Job:
Which lines of the records contain "قتادة"? Collect every one of them.

%%

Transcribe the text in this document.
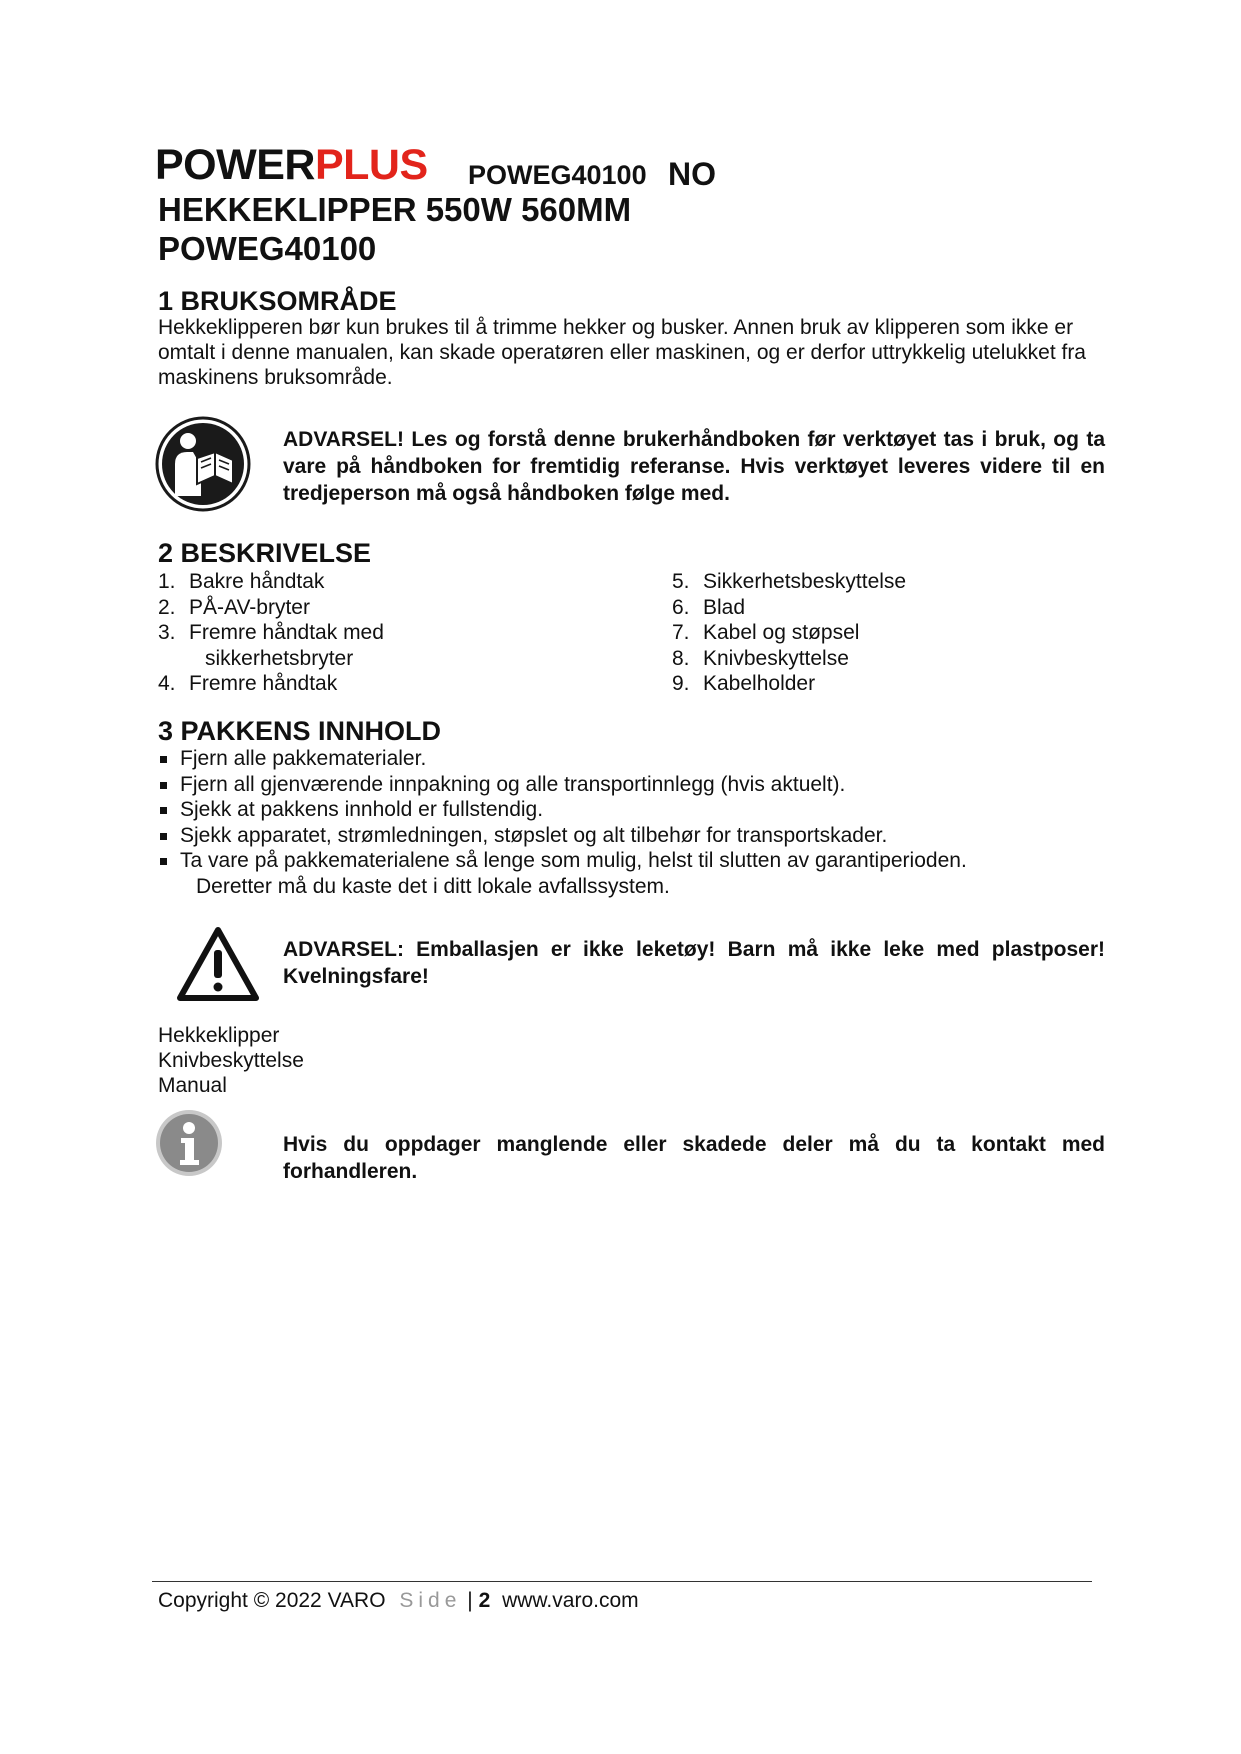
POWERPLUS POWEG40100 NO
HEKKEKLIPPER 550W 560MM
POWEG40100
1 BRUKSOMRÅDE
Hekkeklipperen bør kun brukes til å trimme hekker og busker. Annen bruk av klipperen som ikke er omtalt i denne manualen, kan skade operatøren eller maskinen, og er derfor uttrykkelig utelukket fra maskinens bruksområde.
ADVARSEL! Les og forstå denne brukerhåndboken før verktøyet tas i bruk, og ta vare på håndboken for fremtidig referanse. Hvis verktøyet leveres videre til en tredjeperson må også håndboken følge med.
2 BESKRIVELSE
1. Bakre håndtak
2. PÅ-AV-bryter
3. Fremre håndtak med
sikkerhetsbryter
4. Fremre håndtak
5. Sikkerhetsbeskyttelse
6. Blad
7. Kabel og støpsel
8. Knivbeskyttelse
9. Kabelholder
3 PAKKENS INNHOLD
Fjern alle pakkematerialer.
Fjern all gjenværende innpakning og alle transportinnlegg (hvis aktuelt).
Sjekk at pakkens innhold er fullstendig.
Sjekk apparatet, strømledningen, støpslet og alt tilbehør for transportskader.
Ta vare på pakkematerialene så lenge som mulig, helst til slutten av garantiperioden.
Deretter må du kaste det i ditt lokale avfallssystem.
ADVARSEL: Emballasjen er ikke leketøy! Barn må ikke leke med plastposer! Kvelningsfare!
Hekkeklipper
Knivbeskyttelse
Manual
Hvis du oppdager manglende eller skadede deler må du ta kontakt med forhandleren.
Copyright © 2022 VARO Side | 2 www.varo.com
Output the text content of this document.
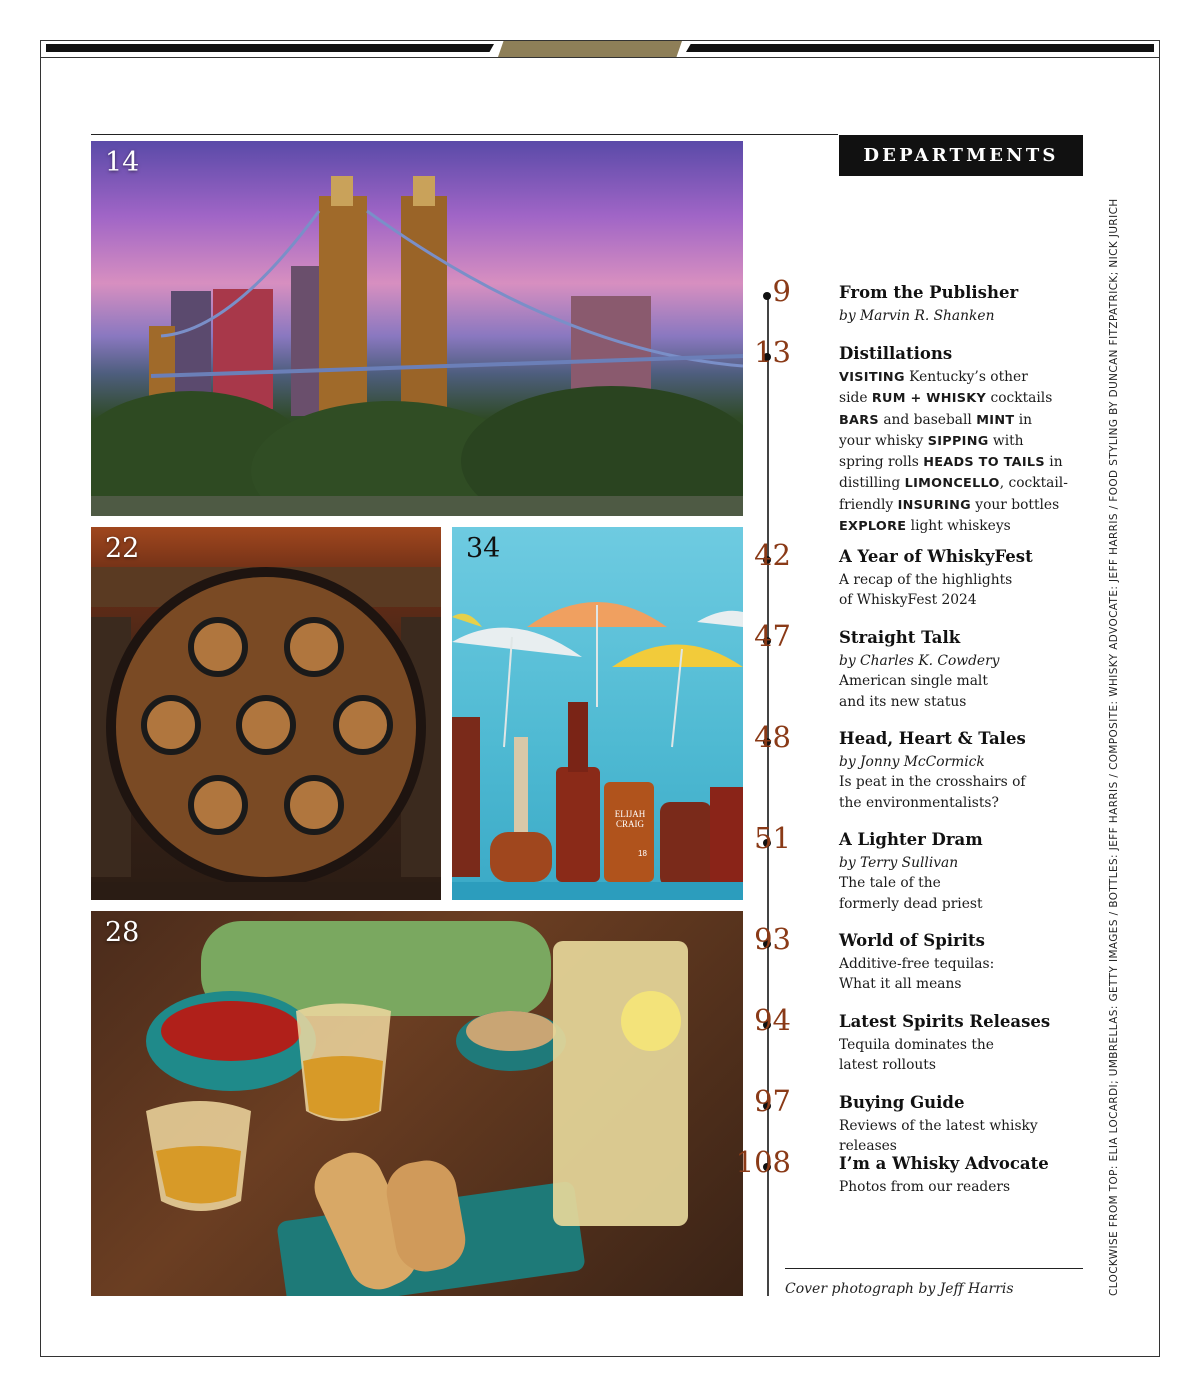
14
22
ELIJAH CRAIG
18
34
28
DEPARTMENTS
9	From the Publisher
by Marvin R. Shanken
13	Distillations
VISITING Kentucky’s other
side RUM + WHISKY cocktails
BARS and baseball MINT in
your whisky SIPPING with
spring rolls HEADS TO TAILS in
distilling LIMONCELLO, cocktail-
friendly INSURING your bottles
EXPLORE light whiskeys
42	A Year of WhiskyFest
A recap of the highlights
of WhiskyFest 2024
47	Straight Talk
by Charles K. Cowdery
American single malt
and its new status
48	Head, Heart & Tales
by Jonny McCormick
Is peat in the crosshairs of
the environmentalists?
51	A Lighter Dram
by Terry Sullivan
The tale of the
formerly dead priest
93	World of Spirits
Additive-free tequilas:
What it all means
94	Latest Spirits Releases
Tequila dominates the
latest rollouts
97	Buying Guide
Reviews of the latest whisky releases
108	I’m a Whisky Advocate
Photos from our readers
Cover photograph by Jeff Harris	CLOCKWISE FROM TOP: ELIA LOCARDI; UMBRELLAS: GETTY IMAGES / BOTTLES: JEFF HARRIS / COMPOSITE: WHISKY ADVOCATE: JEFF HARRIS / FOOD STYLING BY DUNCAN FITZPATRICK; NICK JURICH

%%
%%

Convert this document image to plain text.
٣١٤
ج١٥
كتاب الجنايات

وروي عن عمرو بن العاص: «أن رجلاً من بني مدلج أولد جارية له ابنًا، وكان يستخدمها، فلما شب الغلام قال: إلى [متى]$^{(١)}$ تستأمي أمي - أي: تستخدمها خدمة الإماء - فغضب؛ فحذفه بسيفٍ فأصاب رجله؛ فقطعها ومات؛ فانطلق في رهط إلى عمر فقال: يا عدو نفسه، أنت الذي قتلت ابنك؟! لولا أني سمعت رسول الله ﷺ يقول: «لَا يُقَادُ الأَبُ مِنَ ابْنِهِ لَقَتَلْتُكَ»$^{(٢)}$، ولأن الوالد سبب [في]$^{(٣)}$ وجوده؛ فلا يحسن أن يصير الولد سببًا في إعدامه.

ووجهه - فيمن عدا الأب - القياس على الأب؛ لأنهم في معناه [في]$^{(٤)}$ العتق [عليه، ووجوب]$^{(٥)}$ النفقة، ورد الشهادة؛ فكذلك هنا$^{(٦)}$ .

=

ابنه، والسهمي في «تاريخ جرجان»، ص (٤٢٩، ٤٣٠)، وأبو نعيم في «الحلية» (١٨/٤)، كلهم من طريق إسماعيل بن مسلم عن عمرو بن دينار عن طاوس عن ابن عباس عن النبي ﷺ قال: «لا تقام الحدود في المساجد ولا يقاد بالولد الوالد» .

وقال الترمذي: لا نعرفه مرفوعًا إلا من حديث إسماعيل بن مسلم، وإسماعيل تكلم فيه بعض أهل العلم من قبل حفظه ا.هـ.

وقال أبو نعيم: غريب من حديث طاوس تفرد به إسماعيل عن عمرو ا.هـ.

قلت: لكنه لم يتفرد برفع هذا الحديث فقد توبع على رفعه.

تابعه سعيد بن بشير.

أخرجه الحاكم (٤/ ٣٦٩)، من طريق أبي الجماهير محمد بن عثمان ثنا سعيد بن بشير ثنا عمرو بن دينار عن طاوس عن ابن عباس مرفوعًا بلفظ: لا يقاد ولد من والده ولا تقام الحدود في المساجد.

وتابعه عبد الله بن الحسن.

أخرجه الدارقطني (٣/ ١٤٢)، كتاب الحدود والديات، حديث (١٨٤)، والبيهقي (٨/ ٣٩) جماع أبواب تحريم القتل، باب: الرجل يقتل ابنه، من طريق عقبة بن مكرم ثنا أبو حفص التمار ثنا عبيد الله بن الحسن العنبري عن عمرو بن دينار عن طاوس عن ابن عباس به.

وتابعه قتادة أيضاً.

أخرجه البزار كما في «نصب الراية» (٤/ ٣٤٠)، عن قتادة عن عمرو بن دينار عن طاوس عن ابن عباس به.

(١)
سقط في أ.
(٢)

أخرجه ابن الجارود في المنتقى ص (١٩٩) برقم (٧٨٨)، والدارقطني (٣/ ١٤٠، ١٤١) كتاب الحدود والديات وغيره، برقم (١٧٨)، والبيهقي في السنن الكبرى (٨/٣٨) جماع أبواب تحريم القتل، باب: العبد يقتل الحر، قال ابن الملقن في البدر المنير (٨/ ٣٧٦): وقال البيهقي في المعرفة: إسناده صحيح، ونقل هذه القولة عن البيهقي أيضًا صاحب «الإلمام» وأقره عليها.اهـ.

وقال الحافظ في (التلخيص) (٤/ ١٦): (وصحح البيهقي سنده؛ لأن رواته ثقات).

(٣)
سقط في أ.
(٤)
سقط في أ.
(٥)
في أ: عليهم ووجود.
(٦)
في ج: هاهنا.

%%
%%

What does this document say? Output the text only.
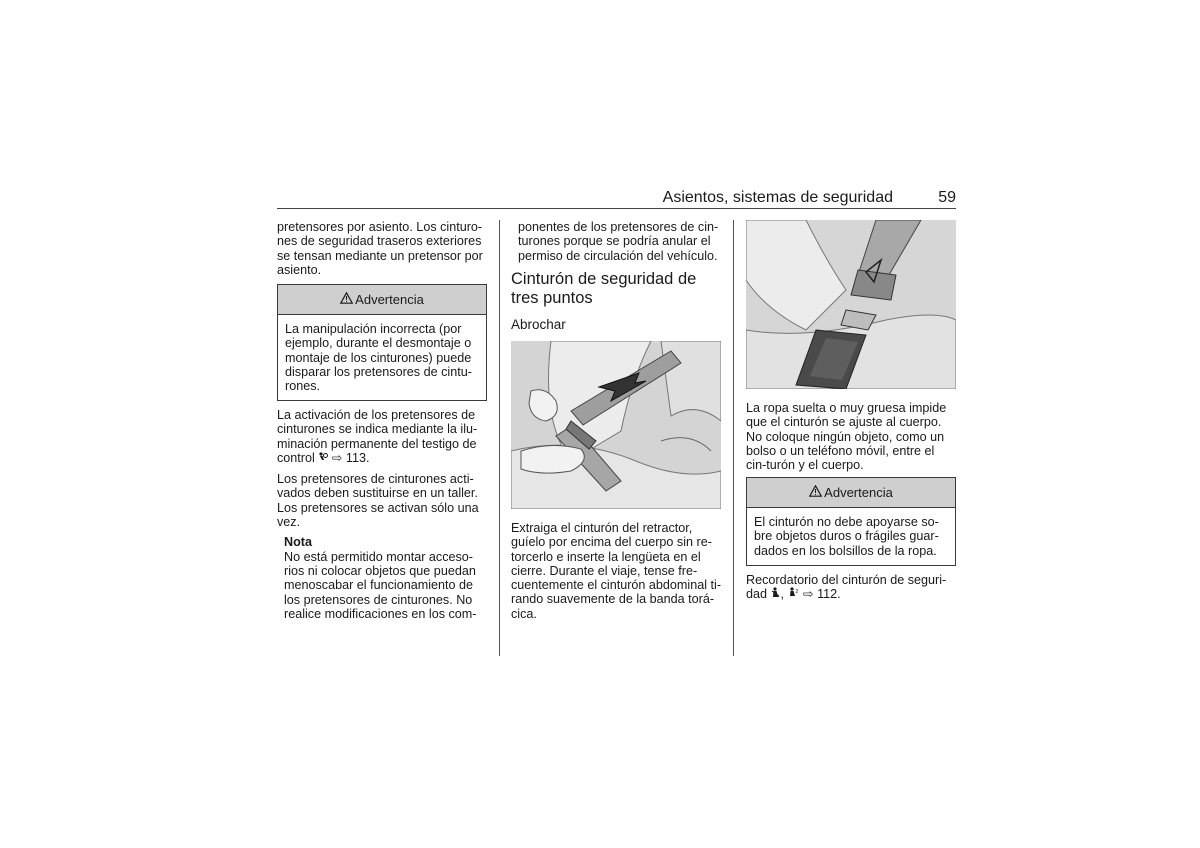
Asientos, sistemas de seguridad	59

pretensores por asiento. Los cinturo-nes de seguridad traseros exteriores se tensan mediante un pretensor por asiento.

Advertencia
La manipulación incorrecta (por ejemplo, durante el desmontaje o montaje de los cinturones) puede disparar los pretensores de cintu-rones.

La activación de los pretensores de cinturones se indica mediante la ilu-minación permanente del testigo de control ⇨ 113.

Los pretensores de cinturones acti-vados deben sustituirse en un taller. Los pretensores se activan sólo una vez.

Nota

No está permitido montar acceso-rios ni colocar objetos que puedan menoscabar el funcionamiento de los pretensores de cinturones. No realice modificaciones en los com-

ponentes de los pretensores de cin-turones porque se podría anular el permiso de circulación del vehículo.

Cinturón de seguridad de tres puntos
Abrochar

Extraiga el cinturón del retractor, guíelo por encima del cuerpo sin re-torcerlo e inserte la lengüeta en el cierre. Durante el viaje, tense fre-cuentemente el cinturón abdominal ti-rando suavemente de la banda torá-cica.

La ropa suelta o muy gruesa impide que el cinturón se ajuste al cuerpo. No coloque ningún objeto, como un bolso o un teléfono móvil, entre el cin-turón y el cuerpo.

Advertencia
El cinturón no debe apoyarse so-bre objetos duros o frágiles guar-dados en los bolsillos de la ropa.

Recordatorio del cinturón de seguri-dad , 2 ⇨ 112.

%%

Exercise result:
وتابعه قتادة أيضاً.
أخرجه البزار كما في «نصب الراية» (٤/ ٣٤٠)، عن قتادة عن عمرو بن دينار عن طاوس عن ابن عباس به.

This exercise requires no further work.